### Directions
1/ Translate this sentence from the forum thread on running YOLOv8 on the NPU into Spanish: "In comparison to CIX’s python code we get significant performance improvement."
2/ Resume the forum thread on the C++ YOLOv8 example for the NPU, writing on after its final post.

### Source passage
==============================
C++ Example running YOLOv8 on the NPU

I have completed a C++ example running a YOLOv8 model on the NPU, it shows you the full process of how to achieve inference from the source pytorch model to end object detection results.

In comparison to CIX’s python code we get significant performance improvement.

Timing Python C++
Setting input tensors 17.22ms 3.07ms
Inference pass on NPU 55.22ms 55.54ms
Retrieving output tensors 42.57ms 6.72ms
Total time 115.01ms 65.33ms

I have also outlined how to work out what the magic numbers are for quantization with the CIX compiler so you can find them for other sized models.

2 Likes

It’s nice to share this. I’m always horrified to see that some companies invest money to develop NN accelerators, and to then waste all the hardware gains through numerous layers of python code that constantly copies and duplicates data till the total wasted time is higher than the hardware calculation time, to the point of making the whole solution worthless.

Thanks, this is very cool!
==============================
### Material shown
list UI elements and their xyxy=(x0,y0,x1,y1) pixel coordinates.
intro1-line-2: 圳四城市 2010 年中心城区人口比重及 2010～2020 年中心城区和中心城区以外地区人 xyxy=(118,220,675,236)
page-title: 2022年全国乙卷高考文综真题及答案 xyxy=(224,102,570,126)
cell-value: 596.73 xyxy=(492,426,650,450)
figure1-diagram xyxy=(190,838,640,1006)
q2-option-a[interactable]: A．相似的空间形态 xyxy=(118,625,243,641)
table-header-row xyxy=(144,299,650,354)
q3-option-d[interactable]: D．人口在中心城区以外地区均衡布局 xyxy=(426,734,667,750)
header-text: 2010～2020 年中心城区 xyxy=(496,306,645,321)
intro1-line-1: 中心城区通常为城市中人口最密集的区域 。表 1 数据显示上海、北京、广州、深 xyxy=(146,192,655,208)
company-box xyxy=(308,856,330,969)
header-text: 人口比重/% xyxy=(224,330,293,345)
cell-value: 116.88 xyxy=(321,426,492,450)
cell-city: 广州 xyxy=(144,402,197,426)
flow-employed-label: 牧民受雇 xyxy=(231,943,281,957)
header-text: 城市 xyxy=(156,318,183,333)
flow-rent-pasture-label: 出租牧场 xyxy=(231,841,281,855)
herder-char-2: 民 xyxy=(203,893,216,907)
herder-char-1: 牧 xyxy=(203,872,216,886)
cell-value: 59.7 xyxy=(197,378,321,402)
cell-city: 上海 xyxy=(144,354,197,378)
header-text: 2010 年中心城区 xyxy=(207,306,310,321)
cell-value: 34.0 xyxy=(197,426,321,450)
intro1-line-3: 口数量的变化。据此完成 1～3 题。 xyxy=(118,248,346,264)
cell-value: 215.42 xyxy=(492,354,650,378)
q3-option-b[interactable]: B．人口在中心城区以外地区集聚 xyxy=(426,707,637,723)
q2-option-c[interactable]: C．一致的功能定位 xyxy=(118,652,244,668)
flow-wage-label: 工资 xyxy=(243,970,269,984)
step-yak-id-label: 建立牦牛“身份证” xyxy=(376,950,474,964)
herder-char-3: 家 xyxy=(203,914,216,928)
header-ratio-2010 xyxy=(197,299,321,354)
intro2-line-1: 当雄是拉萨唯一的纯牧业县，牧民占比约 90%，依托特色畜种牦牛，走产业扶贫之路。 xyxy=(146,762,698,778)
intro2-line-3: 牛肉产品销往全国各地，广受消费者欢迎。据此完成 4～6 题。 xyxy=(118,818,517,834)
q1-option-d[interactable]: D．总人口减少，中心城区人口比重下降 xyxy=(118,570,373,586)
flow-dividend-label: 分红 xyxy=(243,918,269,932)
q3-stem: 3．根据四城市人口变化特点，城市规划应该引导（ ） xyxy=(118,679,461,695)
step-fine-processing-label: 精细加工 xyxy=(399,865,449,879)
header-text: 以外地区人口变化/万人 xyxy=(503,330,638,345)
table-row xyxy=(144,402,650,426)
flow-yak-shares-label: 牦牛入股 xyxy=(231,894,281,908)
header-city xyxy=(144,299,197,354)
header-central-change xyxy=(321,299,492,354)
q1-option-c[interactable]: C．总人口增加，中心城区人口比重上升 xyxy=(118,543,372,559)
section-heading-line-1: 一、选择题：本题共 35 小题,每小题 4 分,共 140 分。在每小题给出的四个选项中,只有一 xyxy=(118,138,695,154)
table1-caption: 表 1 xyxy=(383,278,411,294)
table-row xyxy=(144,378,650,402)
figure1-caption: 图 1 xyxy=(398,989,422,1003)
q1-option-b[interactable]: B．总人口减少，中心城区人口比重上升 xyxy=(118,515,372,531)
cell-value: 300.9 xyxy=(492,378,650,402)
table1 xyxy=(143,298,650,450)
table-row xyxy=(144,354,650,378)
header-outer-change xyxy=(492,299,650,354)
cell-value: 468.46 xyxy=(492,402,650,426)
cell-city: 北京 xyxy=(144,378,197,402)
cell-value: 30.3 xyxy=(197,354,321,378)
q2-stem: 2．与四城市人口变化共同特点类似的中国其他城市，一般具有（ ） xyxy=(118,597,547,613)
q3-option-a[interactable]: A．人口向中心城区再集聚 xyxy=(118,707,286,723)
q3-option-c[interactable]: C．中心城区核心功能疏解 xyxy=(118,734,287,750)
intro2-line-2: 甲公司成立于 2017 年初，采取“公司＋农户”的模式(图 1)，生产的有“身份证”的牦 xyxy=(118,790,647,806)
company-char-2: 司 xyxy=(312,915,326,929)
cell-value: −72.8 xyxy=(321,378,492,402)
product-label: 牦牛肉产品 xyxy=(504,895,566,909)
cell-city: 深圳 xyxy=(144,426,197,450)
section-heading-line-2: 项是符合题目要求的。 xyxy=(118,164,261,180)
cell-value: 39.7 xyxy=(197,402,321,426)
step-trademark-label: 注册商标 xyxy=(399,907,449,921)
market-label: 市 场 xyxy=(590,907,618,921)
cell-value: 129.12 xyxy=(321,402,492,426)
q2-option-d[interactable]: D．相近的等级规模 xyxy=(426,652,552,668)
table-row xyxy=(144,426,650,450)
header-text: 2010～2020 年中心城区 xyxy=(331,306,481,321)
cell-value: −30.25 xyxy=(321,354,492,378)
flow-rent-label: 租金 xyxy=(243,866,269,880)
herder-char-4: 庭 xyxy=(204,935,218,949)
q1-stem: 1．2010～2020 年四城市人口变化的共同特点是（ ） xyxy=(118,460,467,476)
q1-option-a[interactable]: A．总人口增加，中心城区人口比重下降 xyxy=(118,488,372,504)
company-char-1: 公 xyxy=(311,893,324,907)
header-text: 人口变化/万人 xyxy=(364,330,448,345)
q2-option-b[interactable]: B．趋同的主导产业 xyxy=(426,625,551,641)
==============================
### Answer list
1/ En comparación con el código Python de CIX, obtenemos una mejora significativa del rendimiento.

2/
I noticed in your code you list the data types that NOE supports:

static const char* data_type_to_string(noe_data_type_t dt) {
    switch(dt) {
        case NOE_DATA_TYPE_NONE:  return "NONE";
        case NOE_DATA_TYPE_BOOL:  return "BOOL";
        case NOE_DATA_TYPE_U8:    return "U8";
        case NOE_DATA_TYPE_S8:    return "S8";
        case NOE_DATA_TYPE_U16:   return "U16";
        case NOE_DATA_TYPE_S16:   return "S16";
        case NOE_DATA_TYPE_U32:   return "U32";
        case NOE_DATA_TYPE_S32:   return "S32";
        case NOE_DATA_TYPE_U64:   return "U64";
        case NOE_DATA_TYPE_S64:   return "S64";
        case NOE_DATA_TYPE_F16:   return "F16";
        case NOE_DATA_TYPE_F32:   return "F32";
        case NOE_DATA_TYPE_F64:   return "F64";
        case NOE_DATA_TYPE_BF16:  return "BF16";
        default:                  return "UNKNOWN";
    }
}

Does the F32 support indicate that the NPU might be suitable for use with training models?

I imagine that’s probably far more pain than it’s worth with something like Pytorch (which I think only supports CUDA/ROCM) but just interested in the theoretical capabilities.

NPU’s are of no use for training as they are designed for inference (forward pass) only, where training requires forward and backward passes with large amounts of memory.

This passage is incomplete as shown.